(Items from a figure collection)
==============================

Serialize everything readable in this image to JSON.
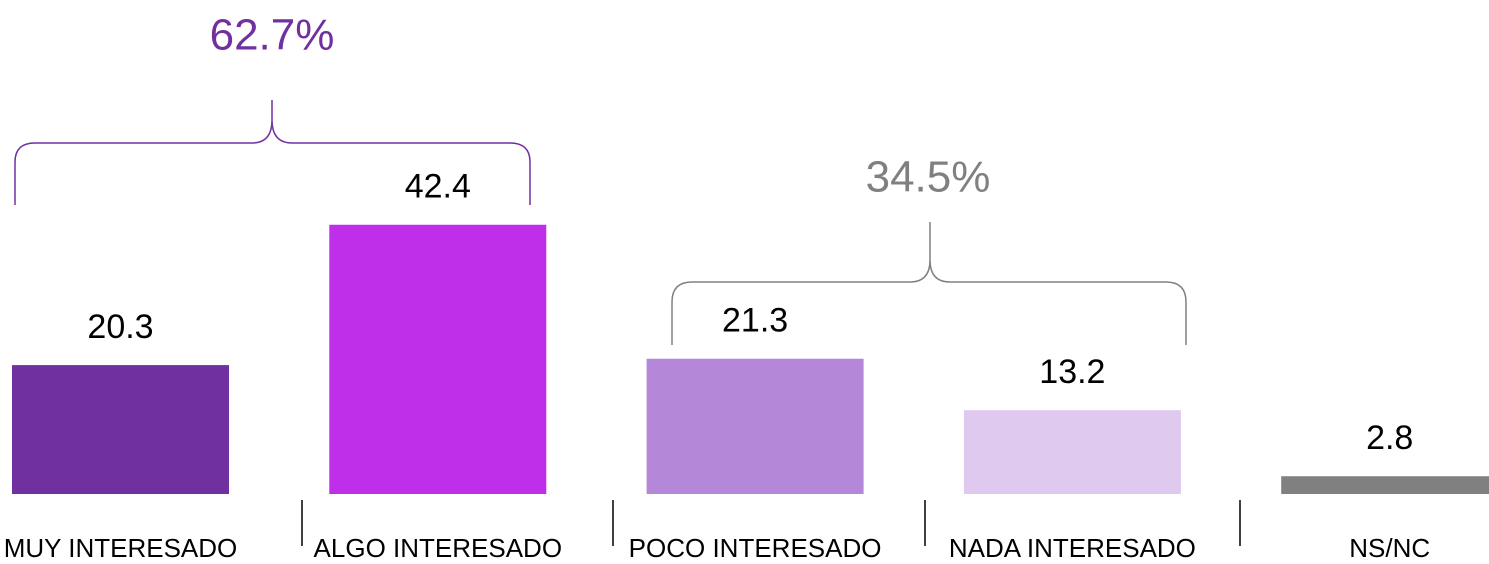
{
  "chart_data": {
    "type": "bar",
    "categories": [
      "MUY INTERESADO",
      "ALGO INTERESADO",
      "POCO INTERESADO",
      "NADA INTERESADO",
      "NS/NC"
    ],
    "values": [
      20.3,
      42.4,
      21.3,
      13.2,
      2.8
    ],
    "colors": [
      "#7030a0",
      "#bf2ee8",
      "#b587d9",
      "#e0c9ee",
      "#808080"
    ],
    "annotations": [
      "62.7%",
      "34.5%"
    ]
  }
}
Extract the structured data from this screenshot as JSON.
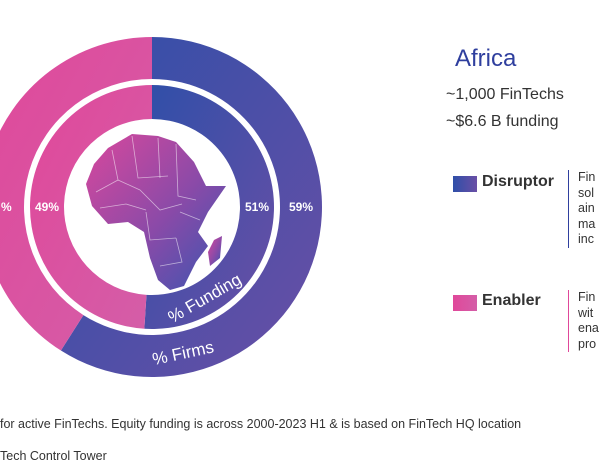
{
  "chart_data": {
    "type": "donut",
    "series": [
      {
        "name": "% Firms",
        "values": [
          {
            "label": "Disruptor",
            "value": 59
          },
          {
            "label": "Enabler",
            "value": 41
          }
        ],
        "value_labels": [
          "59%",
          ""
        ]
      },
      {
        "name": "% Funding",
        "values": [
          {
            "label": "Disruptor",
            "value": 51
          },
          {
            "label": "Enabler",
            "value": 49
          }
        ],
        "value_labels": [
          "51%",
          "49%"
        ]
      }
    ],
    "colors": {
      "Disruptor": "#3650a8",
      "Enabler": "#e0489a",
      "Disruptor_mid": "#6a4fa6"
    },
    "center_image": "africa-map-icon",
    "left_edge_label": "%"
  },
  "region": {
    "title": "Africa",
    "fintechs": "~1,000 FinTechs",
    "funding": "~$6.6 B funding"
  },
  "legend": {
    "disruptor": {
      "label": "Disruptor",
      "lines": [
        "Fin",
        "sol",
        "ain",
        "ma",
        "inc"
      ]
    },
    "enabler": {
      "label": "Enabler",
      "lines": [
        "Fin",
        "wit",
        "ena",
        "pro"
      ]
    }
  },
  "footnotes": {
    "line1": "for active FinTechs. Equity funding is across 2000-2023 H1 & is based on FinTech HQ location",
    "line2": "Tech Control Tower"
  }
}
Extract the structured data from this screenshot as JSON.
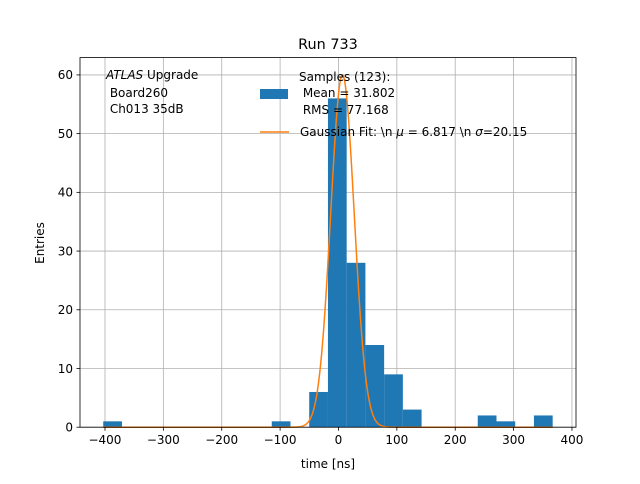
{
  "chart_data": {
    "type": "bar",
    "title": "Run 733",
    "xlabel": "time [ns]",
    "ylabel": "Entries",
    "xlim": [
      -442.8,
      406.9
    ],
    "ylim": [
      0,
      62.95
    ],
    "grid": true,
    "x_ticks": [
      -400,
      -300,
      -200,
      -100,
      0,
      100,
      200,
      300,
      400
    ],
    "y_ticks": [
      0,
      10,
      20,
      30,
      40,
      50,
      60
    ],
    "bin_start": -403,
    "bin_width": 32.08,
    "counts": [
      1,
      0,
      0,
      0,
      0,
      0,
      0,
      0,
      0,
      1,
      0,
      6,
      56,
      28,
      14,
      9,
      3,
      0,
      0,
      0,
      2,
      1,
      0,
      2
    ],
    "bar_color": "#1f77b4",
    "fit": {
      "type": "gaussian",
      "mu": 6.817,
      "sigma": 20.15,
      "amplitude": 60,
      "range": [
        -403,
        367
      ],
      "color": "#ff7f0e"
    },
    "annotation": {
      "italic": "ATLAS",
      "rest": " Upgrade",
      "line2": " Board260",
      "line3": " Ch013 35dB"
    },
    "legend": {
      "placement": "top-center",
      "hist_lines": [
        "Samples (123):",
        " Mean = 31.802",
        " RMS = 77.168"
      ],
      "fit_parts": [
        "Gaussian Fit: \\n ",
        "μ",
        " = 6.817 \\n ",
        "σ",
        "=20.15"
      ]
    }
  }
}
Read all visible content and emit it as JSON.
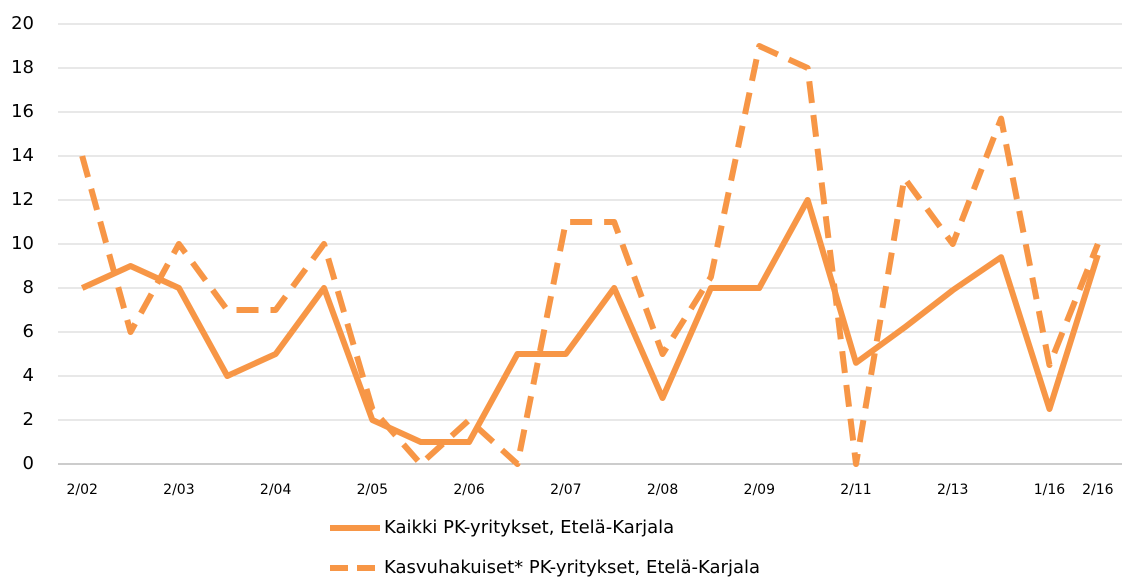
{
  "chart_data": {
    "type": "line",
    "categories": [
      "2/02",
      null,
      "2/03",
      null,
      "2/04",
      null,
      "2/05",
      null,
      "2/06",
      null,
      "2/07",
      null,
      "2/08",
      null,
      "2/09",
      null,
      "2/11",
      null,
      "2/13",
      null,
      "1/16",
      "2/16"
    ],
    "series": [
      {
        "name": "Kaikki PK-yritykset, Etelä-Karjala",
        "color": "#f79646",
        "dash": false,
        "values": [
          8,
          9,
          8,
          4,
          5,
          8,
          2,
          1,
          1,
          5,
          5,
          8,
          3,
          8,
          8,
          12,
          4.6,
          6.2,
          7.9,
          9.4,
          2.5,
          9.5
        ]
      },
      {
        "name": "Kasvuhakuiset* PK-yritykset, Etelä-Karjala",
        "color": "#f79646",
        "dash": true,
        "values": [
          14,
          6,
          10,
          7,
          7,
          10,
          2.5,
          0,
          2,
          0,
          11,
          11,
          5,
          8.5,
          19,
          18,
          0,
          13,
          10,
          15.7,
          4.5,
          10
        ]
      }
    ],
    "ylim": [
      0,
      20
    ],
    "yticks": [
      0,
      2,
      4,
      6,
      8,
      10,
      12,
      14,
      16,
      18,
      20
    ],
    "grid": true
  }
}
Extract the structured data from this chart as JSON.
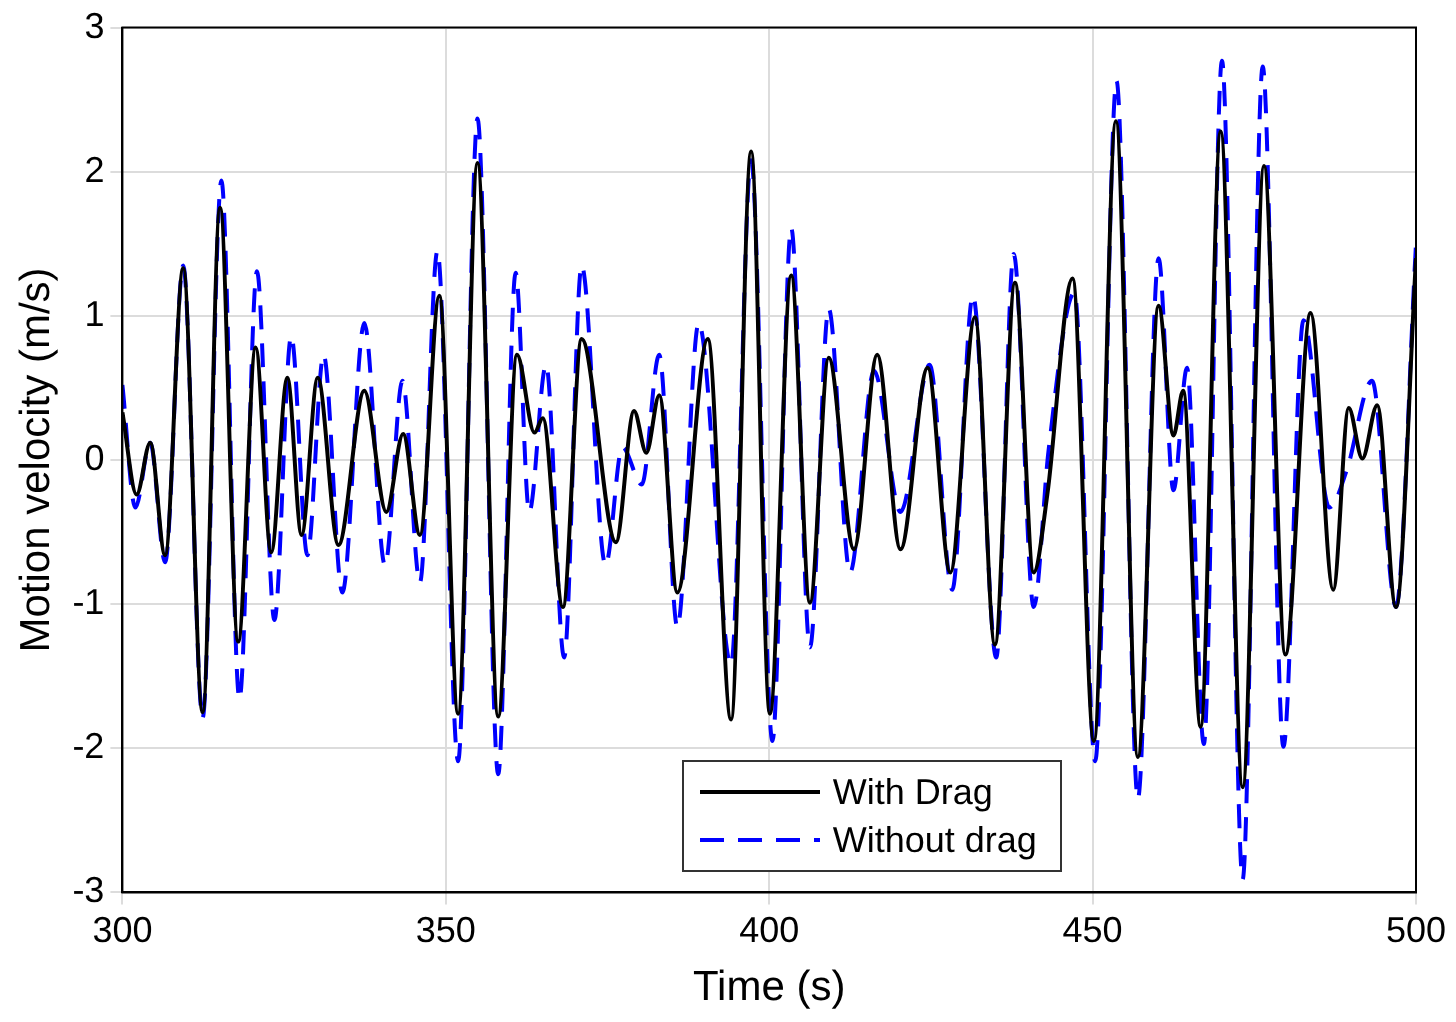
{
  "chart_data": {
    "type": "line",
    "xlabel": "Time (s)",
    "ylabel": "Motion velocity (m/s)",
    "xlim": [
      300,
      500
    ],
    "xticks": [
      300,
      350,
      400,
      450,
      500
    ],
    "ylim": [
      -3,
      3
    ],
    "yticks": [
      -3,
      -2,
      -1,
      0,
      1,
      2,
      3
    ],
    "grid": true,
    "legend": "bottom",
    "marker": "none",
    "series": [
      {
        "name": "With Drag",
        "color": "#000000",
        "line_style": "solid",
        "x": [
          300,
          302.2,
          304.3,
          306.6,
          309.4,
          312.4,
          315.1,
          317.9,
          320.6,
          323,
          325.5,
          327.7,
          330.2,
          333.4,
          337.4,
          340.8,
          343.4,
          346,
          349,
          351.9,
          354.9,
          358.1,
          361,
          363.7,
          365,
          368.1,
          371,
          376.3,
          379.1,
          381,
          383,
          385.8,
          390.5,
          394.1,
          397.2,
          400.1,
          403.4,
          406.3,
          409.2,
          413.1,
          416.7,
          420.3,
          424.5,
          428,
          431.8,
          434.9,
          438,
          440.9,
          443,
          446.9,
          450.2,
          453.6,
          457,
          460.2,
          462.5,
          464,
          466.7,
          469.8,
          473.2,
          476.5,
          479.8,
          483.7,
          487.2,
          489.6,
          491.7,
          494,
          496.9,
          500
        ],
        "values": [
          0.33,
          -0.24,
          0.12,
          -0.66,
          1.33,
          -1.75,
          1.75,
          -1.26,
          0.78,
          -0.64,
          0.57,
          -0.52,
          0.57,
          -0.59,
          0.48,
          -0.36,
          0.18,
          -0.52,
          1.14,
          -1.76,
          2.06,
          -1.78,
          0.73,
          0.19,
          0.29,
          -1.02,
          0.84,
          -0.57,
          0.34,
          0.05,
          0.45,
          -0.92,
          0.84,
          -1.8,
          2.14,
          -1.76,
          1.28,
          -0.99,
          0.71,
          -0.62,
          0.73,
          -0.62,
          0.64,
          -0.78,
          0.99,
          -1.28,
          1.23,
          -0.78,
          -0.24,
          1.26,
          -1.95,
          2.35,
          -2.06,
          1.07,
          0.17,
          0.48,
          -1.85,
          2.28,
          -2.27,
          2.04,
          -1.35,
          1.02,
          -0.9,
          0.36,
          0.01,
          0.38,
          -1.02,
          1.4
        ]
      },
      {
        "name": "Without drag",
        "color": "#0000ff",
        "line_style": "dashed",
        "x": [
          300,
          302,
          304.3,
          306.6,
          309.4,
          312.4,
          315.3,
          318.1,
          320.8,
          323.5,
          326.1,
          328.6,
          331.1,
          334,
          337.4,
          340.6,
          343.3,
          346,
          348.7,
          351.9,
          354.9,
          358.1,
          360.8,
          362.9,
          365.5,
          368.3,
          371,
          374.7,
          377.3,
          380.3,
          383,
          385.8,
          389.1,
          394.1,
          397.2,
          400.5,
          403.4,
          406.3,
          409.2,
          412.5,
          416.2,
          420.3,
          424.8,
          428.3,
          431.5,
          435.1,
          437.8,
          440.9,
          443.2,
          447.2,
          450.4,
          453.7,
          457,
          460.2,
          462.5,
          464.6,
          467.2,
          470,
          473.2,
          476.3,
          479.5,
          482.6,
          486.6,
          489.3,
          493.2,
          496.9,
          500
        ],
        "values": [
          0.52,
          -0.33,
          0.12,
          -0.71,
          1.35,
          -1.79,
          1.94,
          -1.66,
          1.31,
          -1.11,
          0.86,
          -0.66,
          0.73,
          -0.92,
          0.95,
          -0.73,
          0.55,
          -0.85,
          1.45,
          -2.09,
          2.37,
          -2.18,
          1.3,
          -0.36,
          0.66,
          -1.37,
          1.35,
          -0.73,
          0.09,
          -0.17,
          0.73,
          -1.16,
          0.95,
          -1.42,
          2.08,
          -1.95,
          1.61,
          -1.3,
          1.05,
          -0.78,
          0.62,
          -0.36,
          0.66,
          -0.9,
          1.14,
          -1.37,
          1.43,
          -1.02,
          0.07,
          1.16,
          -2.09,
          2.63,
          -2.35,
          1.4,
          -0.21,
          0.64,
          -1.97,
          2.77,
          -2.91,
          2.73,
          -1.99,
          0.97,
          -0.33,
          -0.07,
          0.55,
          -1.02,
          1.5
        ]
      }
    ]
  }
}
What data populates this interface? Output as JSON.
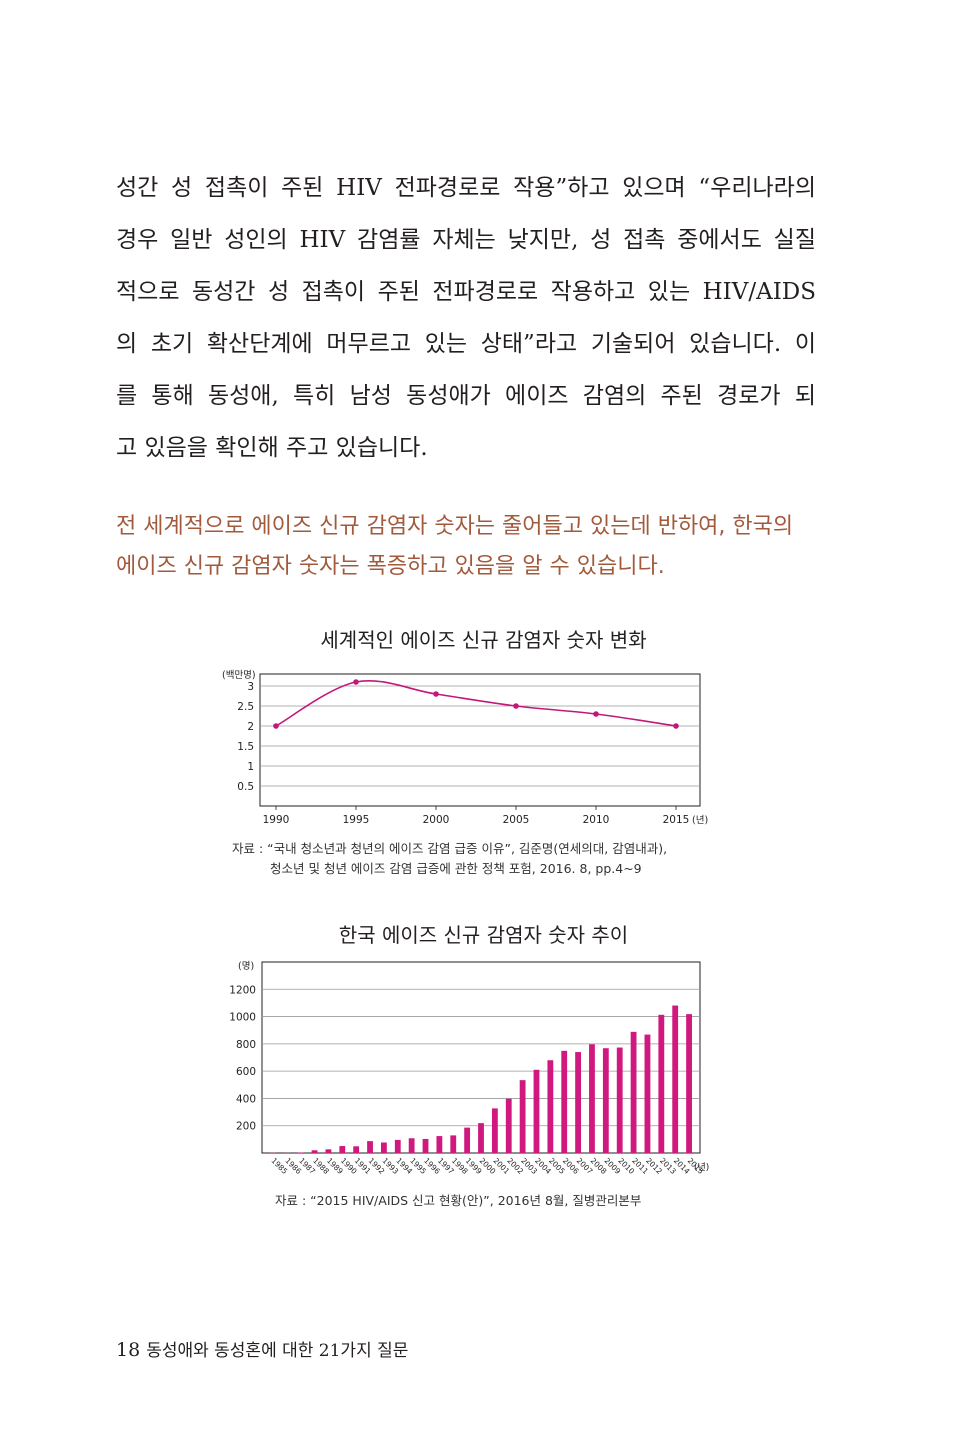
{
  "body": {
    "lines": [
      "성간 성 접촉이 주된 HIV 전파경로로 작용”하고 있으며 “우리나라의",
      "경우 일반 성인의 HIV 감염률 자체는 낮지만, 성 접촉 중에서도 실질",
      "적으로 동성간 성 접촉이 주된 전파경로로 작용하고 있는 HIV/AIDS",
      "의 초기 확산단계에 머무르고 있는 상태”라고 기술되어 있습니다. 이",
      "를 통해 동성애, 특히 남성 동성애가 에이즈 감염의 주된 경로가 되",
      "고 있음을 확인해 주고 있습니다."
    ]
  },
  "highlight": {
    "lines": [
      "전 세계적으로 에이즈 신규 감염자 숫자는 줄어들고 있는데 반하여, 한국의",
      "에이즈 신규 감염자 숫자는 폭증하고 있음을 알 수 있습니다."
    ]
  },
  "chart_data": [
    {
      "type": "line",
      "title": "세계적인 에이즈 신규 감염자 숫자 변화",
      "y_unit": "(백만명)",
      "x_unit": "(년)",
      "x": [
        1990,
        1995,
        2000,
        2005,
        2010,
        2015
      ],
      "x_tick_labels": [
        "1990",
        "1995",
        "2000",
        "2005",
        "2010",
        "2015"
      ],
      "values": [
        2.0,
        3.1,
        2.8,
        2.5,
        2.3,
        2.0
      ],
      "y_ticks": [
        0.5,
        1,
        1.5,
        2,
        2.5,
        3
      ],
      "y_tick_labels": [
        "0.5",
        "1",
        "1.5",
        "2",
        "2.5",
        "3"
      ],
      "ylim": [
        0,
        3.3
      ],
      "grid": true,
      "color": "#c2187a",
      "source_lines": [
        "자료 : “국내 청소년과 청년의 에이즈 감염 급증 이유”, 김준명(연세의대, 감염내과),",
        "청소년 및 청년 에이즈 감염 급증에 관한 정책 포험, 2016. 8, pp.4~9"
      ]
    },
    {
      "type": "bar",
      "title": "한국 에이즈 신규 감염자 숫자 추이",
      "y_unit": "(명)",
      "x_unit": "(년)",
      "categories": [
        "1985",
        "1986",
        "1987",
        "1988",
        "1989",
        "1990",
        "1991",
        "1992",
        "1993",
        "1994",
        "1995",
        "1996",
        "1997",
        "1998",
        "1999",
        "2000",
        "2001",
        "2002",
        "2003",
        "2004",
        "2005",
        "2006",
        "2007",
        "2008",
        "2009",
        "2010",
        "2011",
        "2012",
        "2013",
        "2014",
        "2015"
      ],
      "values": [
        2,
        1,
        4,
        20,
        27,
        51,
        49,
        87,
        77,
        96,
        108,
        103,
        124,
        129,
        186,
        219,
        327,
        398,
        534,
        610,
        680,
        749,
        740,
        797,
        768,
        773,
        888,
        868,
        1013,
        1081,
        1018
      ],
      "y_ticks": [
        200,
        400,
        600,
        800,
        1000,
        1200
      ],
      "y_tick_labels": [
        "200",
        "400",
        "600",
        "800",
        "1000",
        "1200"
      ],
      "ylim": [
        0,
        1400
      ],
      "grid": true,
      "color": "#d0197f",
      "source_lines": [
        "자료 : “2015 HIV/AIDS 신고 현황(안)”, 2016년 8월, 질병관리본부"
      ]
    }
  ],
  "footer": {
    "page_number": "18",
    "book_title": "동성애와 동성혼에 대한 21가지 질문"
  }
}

==============================

Instruction: Select and copy each line from the data that includes the word "JSON".

Answer for this exercise:
Serialize everything readable in this image to JSON.
Extract the structured data from this screenshot as JSON.
Extract the structured data from this screenshot as JSON.
Read all visible content and emit it as JSON.
Extract the structured data from this chart as JSON.
What data populates this interface? Output as JSON.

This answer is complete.